> _Material to process_:

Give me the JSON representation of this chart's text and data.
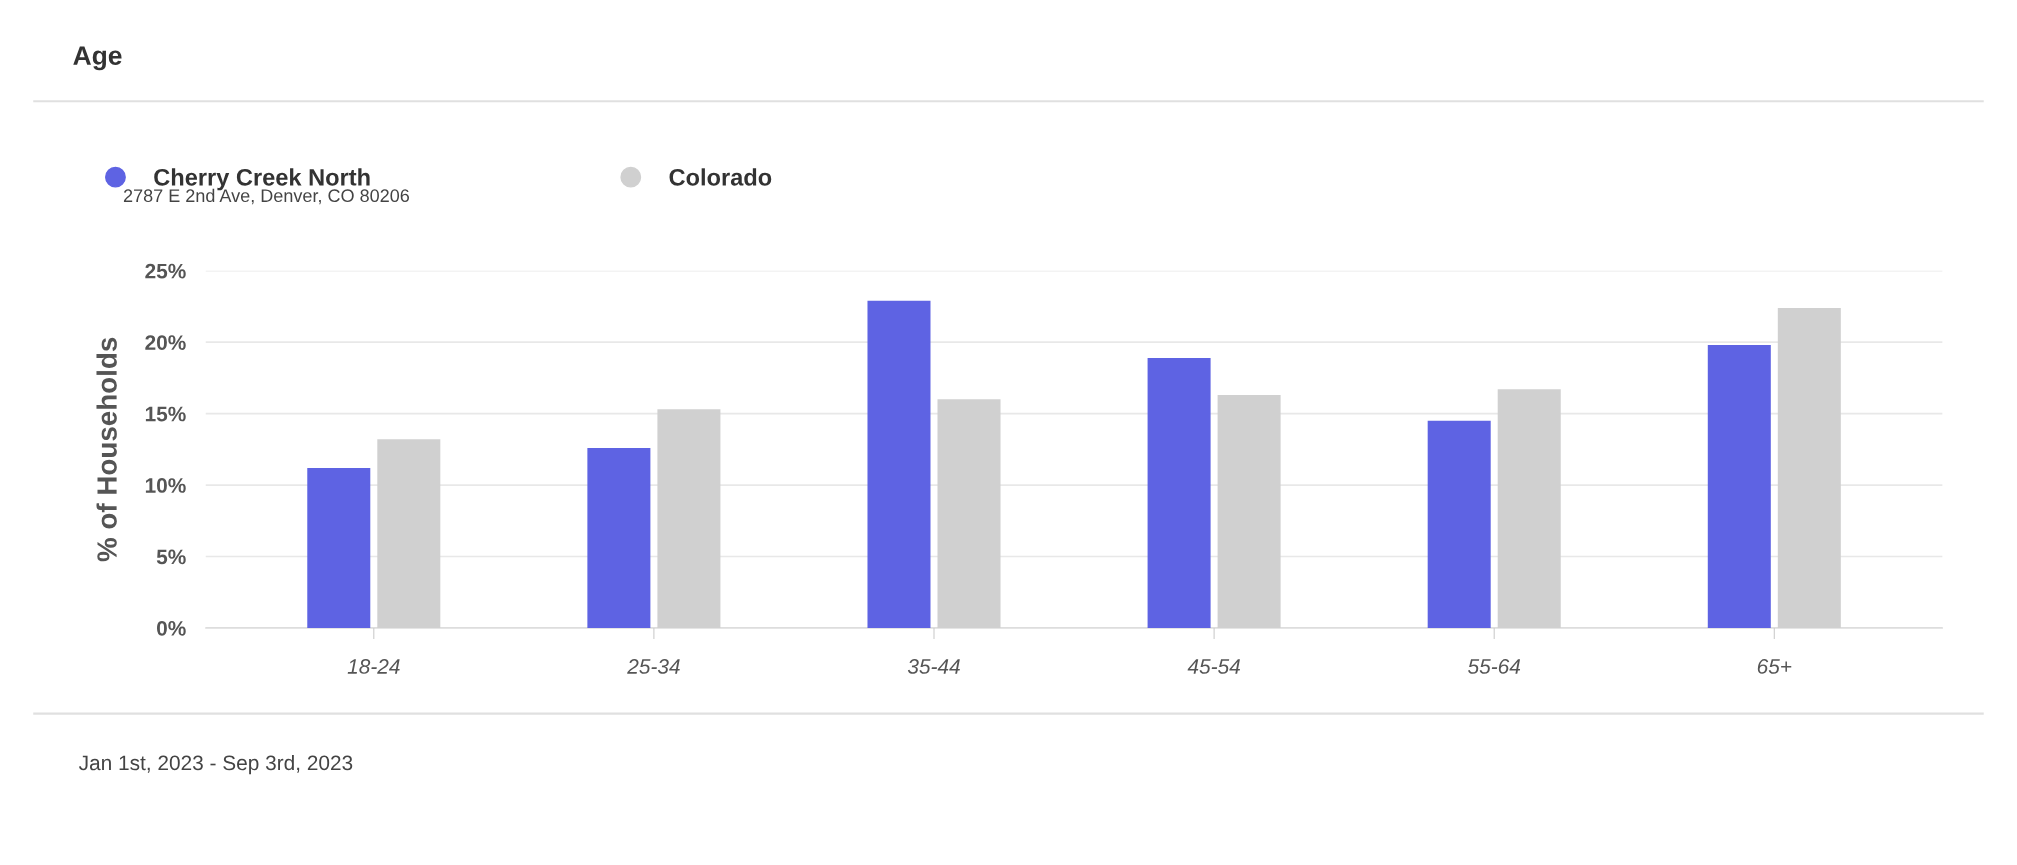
{
  "chart_data": {
    "type": "bar",
    "title": "Age",
    "ylabel": "% of Households",
    "categories": [
      "18-24",
      "25-34",
      "35-44",
      "45-54",
      "55-64",
      "65+"
    ],
    "series": [
      {
        "name": "Cherry Creek North",
        "color": "#5e63e3",
        "values": [
          11.2,
          12.6,
          22.9,
          18.9,
          14.5,
          19.8
        ]
      },
      {
        "name": "Colorado",
        "color": "#d0d0d0",
        "values": [
          13.2,
          15.3,
          16.0,
          16.3,
          16.7,
          22.4
        ]
      }
    ],
    "ylim": [
      0,
      25
    ],
    "yticks": [
      {
        "value": 0,
        "label": "0%"
      },
      {
        "value": 5,
        "label": "5%"
      },
      {
        "value": 10,
        "label": "10%"
      },
      {
        "value": 15,
        "label": "15%"
      },
      {
        "value": 20,
        "label": "20%"
      },
      {
        "value": 25,
        "label": "25%"
      }
    ],
    "grid": "y",
    "legend": "top left",
    "annotations": [
      "2787 E 2nd Ave, Denver, CO 80206",
      "Jan 1st, 2023 - Sep 3rd, 2023"
    ]
  }
}
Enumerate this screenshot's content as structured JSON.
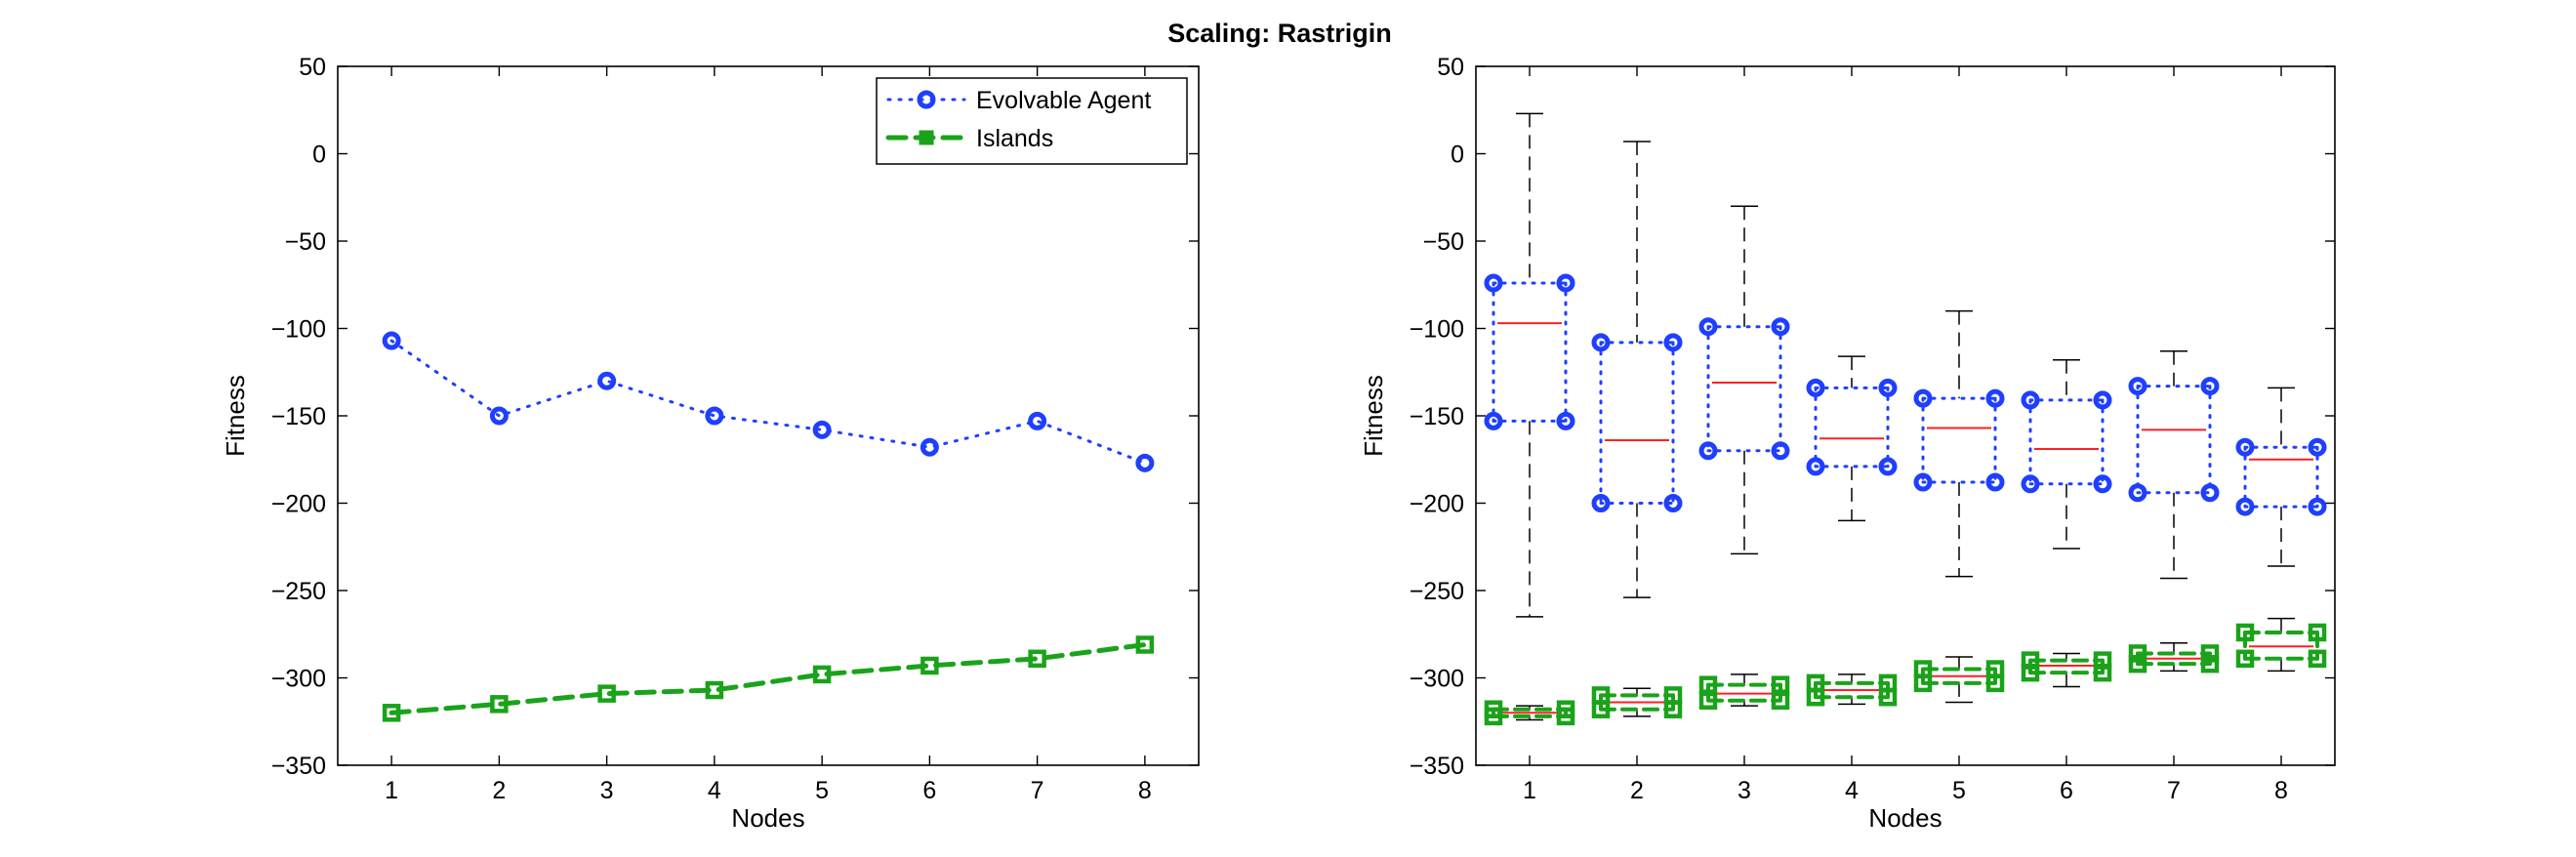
{
  "figure": {
    "title": "Scaling: Rastrigin"
  },
  "chart_data": [
    {
      "type": "line",
      "xlabel": "Nodes",
      "ylabel": "Fitness",
      "x": [
        1,
        2,
        3,
        4,
        5,
        6,
        7,
        8
      ],
      "xlim": [
        0.5,
        8.5
      ],
      "ylim": [
        -350,
        50
      ],
      "xticks": [
        "1",
        "2",
        "3",
        "4",
        "5",
        "6",
        "7",
        "8"
      ],
      "yticks": [
        "50",
        "0",
        "−50",
        "−100",
        "−150",
        "−200",
        "−250",
        "−300",
        "−350"
      ],
      "grid": false,
      "legend_placement": "top-right",
      "series": [
        {
          "name": "Evolvable Agent",
          "color": "#1f3fff",
          "line_style": "dotted",
          "marker": "circle",
          "values": [
            -107,
            -150,
            -130,
            -150,
            -158,
            -168,
            -153,
            -177
          ]
        },
        {
          "name": "Islands",
          "color": "#1aa31a",
          "line_style": "dashed",
          "marker": "square",
          "values": [
            -320,
            -315,
            -309,
            -307,
            -298,
            -293,
            -289,
            -281
          ]
        }
      ]
    },
    {
      "type": "box",
      "xlabel": "Nodes",
      "ylabel": "Fitness",
      "x": [
        1,
        2,
        3,
        4,
        5,
        6,
        7,
        8
      ],
      "xlim": [
        0.5,
        8.5
      ],
      "ylim": [
        -350,
        50
      ],
      "xticks": [
        "1",
        "2",
        "3",
        "4",
        "5",
        "6",
        "7",
        "8"
      ],
      "yticks": [
        "50",
        "0",
        "−50",
        "−100",
        "−150",
        "−200",
        "−250",
        "−300",
        "−350"
      ],
      "grid": false,
      "series": [
        {
          "name": "Evolvable Agent",
          "color": "#1f3fff",
          "median_color": "#ff2020",
          "boxes": [
            {
              "whisker_low": -265,
              "q1": -153,
              "median": -97,
              "q3": -74,
              "whisker_high": 23
            },
            {
              "whisker_low": -254,
              "q1": -200,
              "median": -164,
              "q3": -108,
              "whisker_high": 7
            },
            {
              "whisker_low": -229,
              "q1": -170,
              "median": -131,
              "q3": -99,
              "whisker_high": -30
            },
            {
              "whisker_low": -210,
              "q1": -179,
              "median": -163,
              "q3": -134,
              "whisker_high": -116
            },
            {
              "whisker_low": -242,
              "q1": -188,
              "median": -157,
              "q3": -140,
              "whisker_high": -90
            },
            {
              "whisker_low": -226,
              "q1": -189,
              "median": -169,
              "q3": -141,
              "whisker_high": -118
            },
            {
              "whisker_low": -243,
              "q1": -194,
              "median": -158,
              "q3": -133,
              "whisker_high": -113
            },
            {
              "whisker_low": -236,
              "q1": -202,
              "median": -175,
              "q3": -168,
              "whisker_high": -134
            }
          ]
        },
        {
          "name": "Islands",
          "color": "#1aa31a",
          "median_color": "#ff2020",
          "boxes": [
            {
              "whisker_low": -324,
              "q1": -322,
              "median": -320,
              "q3": -318,
              "whisker_high": -316
            },
            {
              "whisker_low": -322,
              "q1": -318,
              "median": -314,
              "q3": -310,
              "whisker_high": -306
            },
            {
              "whisker_low": -316,
              "q1": -313,
              "median": -309,
              "q3": -304,
              "whisker_high": -298
            },
            {
              "whisker_low": -315,
              "q1": -311,
              "median": -307,
              "q3": -303,
              "whisker_high": -298
            },
            {
              "whisker_low": -314,
              "q1": -303,
              "median": -299,
              "q3": -295,
              "whisker_high": -288
            },
            {
              "whisker_low": -305,
              "q1": -297,
              "median": -293,
              "q3": -290,
              "whisker_high": -286
            },
            {
              "whisker_low": -296,
              "q1": -292,
              "median": -289,
              "q3": -286,
              "whisker_high": -280
            },
            {
              "whisker_low": -296,
              "q1": -289,
              "median": -282,
              "q3": -274,
              "whisker_high": -266
            }
          ]
        }
      ]
    }
  ]
}
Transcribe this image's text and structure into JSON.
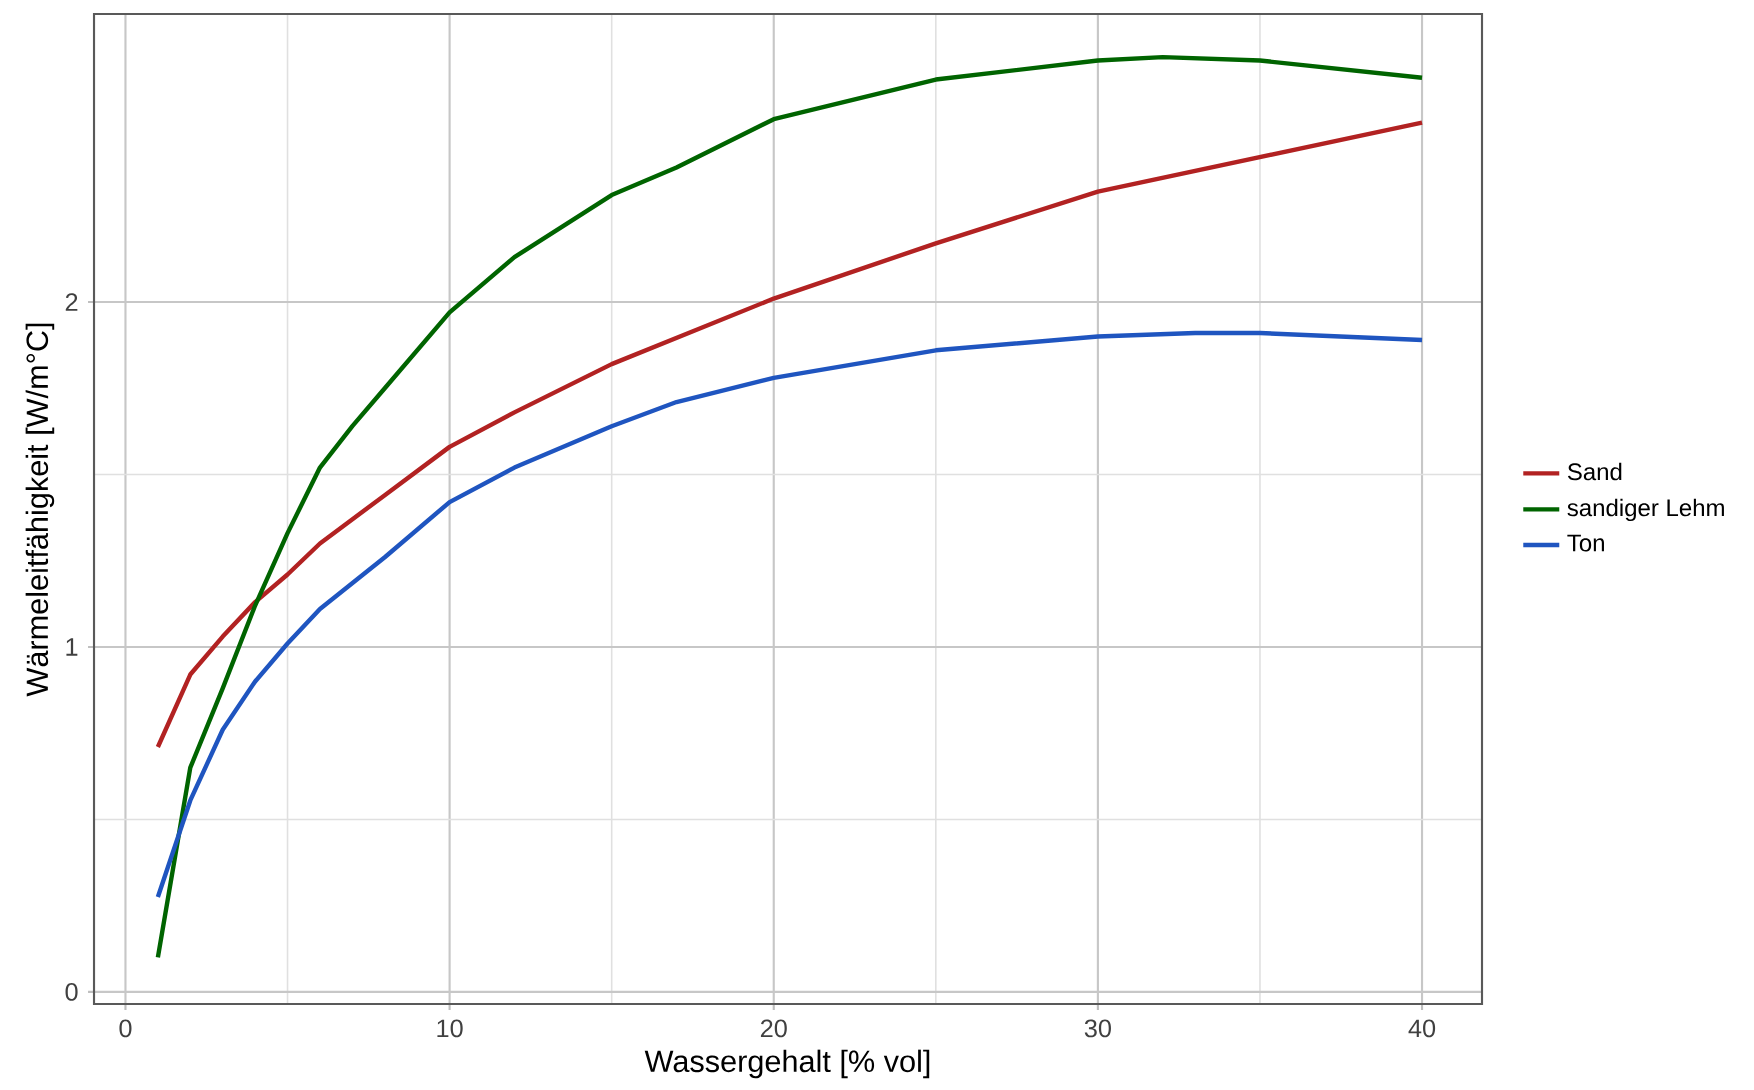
{
  "chart_data": {
    "type": "line",
    "xlabel": "Wassergehalt  [% vol]",
    "ylabel": "Wärmeleitfähigkeit  [W/m°C]",
    "xlim": [
      -0.97,
      41.85
    ],
    "ylim": [
      -0.035,
      2.835
    ],
    "xticks": [
      0,
      10,
      20,
      30,
      40
    ],
    "yticks": [
      0,
      1,
      2
    ],
    "grid": true,
    "legend": "right",
    "line_style": "solid",
    "marker": "none",
    "series": [
      {
        "name": "Sand",
        "color": "#b22222",
        "x": [
          1,
          2,
          3,
          4,
          5,
          6,
          8,
          10,
          12,
          15,
          20,
          25,
          30,
          35,
          40
        ],
        "values": [
          0.71,
          0.92,
          1.03,
          1.13,
          1.21,
          1.3,
          1.44,
          1.58,
          1.68,
          1.82,
          2.01,
          2.17,
          2.32,
          2.42,
          2.52
        ]
      },
      {
        "name": "sandiger Lehm",
        "color": "#006400",
        "x": [
          1,
          2,
          3,
          4,
          5,
          6,
          7,
          8,
          10,
          12,
          15,
          17,
          20,
          25,
          30,
          32,
          35,
          40
        ],
        "values": [
          0.1,
          0.65,
          0.88,
          1.12,
          1.33,
          1.52,
          1.64,
          1.75,
          1.97,
          2.13,
          2.31,
          2.39,
          2.53,
          2.645,
          2.7,
          2.71,
          2.7,
          2.65
        ]
      },
      {
        "name": "Ton",
        "color": "#1f55c0",
        "x": [
          1,
          2,
          3,
          4,
          5,
          6,
          8,
          10,
          12,
          15,
          17,
          20,
          25,
          30,
          33,
          35,
          40
        ],
        "values": [
          0.275,
          0.555,
          0.76,
          0.9,
          1.01,
          1.11,
          1.26,
          1.42,
          1.52,
          1.64,
          1.71,
          1.78,
          1.86,
          1.9,
          1.91,
          1.91,
          1.89
        ]
      }
    ]
  }
}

> _Required work_:
How many of the lines above include the word "grid"? Respond with the number alone.

> _Result_:
4